Exercise aim – Each line containing the word "Jack" must be collected.

Task inputs –
____________

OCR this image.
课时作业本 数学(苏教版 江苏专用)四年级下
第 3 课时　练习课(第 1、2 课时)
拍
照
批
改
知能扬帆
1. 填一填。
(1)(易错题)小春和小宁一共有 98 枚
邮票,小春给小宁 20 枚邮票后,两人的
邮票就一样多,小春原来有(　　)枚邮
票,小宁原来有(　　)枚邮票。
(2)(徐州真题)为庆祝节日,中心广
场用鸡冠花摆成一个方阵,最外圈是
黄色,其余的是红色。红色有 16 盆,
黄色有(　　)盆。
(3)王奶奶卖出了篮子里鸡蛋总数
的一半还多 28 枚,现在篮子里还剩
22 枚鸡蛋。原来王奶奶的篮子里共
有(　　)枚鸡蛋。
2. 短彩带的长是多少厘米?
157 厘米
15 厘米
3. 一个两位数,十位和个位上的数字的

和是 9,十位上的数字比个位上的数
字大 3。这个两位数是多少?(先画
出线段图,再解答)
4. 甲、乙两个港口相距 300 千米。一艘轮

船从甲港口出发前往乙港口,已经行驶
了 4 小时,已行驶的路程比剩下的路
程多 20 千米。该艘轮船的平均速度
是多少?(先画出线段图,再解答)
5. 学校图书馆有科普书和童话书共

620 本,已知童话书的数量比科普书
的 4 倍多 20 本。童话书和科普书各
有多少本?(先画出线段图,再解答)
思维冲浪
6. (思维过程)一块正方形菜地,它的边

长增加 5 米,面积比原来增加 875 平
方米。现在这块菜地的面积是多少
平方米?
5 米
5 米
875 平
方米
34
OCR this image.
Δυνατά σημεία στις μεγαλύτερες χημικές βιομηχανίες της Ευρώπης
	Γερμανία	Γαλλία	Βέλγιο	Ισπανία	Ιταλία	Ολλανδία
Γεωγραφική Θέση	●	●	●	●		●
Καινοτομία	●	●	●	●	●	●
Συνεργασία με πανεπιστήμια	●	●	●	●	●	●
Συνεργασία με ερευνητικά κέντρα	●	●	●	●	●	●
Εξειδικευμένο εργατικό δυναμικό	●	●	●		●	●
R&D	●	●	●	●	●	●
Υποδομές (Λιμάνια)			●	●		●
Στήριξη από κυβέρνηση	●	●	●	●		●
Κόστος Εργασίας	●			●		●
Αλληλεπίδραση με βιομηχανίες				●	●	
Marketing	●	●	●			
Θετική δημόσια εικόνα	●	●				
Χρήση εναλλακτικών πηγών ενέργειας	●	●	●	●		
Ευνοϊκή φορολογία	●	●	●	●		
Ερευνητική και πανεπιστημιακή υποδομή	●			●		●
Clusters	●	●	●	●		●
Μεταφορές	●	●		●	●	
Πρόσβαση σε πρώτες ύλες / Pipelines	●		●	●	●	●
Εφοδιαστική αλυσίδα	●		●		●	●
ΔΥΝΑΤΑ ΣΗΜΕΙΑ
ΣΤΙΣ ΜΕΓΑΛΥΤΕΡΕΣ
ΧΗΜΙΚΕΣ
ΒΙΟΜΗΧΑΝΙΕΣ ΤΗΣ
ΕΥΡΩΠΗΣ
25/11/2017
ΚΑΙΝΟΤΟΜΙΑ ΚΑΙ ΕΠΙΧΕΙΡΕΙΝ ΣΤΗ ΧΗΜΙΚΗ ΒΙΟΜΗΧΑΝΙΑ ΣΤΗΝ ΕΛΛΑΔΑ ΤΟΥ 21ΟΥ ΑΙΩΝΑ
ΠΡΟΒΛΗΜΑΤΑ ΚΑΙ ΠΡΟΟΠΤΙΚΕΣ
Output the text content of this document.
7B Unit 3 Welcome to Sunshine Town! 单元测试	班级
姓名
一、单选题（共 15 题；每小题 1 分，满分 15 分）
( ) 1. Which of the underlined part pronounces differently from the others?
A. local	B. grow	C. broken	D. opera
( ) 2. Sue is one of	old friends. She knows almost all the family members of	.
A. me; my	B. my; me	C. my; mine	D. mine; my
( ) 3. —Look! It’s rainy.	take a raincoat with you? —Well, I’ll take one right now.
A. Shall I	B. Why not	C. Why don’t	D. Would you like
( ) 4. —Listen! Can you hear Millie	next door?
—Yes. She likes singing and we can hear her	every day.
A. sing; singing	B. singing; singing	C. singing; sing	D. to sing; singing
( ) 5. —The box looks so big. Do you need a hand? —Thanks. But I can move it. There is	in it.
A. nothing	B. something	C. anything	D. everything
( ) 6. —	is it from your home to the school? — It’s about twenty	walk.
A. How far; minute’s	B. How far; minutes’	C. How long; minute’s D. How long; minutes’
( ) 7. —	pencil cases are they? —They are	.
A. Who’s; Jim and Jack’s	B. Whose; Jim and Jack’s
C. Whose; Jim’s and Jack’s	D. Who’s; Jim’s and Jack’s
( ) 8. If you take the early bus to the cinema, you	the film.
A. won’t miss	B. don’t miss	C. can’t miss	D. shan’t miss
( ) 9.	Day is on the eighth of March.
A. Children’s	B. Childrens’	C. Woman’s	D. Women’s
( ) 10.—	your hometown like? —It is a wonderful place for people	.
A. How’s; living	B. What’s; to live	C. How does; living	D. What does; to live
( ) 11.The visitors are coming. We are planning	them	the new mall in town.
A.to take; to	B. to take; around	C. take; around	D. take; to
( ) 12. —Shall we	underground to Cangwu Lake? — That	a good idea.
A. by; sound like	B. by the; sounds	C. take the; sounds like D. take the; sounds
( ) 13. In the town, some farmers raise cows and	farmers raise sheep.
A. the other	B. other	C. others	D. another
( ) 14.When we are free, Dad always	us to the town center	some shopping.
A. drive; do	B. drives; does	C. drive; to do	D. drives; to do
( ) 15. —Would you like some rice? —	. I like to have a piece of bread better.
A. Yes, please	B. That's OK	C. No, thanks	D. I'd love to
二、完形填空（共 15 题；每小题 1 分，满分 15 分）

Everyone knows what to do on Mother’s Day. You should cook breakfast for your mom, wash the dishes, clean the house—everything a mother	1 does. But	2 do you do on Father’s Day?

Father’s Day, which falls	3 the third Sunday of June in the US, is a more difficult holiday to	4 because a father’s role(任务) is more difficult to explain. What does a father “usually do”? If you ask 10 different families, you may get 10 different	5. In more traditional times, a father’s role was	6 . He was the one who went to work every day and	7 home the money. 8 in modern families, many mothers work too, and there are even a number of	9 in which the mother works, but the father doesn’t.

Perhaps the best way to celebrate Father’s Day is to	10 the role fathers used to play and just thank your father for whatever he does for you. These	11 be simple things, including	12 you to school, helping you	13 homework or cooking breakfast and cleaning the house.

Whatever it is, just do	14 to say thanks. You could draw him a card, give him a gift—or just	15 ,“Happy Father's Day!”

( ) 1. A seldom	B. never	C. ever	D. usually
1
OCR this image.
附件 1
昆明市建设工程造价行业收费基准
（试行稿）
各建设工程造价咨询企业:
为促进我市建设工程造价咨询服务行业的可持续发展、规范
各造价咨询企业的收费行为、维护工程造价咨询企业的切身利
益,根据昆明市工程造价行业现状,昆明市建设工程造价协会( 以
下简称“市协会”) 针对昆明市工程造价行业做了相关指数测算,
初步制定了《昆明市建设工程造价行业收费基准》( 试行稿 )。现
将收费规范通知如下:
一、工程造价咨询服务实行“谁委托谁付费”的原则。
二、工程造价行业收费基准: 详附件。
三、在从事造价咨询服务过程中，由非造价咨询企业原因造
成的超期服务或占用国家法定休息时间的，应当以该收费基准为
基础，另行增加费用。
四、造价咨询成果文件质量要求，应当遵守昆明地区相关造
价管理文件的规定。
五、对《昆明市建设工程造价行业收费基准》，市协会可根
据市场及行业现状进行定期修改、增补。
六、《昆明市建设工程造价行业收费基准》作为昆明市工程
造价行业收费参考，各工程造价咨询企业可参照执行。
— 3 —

____________

Solution –
A. Who’s; Jim and Jack’s	B. Whose; Jim and Jack’s
C. Whose; Jim’s and Jack’s	D. Who’s; Jim’s and Jack’s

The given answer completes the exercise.